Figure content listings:
——————

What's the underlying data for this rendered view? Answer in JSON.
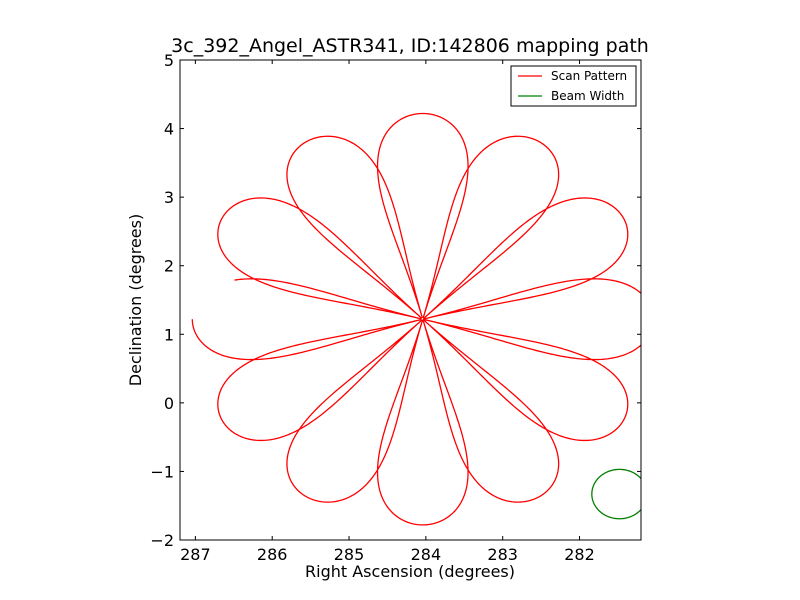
{
  "chart_data": {
    "type": "line",
    "title": "3c_392_Angel_ASTR341, ID:142806 mapping path",
    "xlabel": "Right Ascension (degrees)",
    "ylabel": "Declination (degrees)",
    "xlim": [
      287.2,
      281.2
    ],
    "ylim": [
      -2,
      5
    ],
    "x_inverted": true,
    "xticks": [
      287,
      286,
      285,
      284,
      283,
      282
    ],
    "yticks": [
      -2,
      -1,
      0,
      1,
      2,
      3,
      4,
      5
    ],
    "x_tick_labels": [
      "287",
      "286",
      "285",
      "284",
      "283",
      "282"
    ],
    "y_tick_labels": [
      "−2",
      "−1",
      "0",
      "1",
      "2",
      "3",
      "4",
      "5"
    ],
    "legend_position": "top-right",
    "series": [
      {
        "name": "Scan Pattern",
        "kind": "rose",
        "color": "#ff0000",
        "center": [
          284.04,
          1.22
        ],
        "radius_deg": 3.0,
        "petals": 12,
        "petal_width_factor": 0.29,
        "start_angle_deg": 180,
        "end_angle_deg": 174.5
      },
      {
        "name": "Beam Width",
        "kind": "circle",
        "color": "#008000",
        "center": [
          281.48,
          -1.33
        ],
        "radius_deg": 0.36
      }
    ]
  }
}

——————

The request> Repeat every record above exactly, but leave out any pictures.

Finished answer>
What's the underlying data for this rendered view? Answer in JSON.
{
  "chart_data": {
    "type": "line",
    "title": "3c_392_Angel_ASTR341, ID:142806 mapping path",
    "xlabel": "Right Ascension (degrees)",
    "ylabel": "Declination (degrees)",
    "xlim": [
      287.2,
      281.2
    ],
    "ylim": [
      -2,
      5
    ],
    "x_inverted": true,
    "xticks": [
      287,
      286,
      285,
      284,
      283,
      282
    ],
    "yticks": [
      -2,
      -1,
      0,
      1,
      2,
      3,
      4,
      5
    ],
    "x_tick_labels": [
      "287",
      "286",
      "285",
      "284",
      "283",
      "282"
    ],
    "y_tick_labels": [
      "−2",
      "−1",
      "0",
      "1",
      "2",
      "3",
      "4",
      "5"
    ],
    "legend_position": "top-right",
    "series": [
      {
        "name": "Scan Pattern",
        "kind": "rose",
        "color": "#ff0000",
        "center": [
          284.04,
          1.22
        ],
        "radius_deg": 3.0,
        "petals": 12,
        "petal_width_factor": 0.29,
        "start_angle_deg": 180,
        "end_angle_deg": 174.5
      },
      {
        "name": "Beam Width",
        "kind": "circle",
        "color": "#008000",
        "center": [
          281.48,
          -1.33
        ],
        "radius_deg": 0.36
      }
    ]
  }
}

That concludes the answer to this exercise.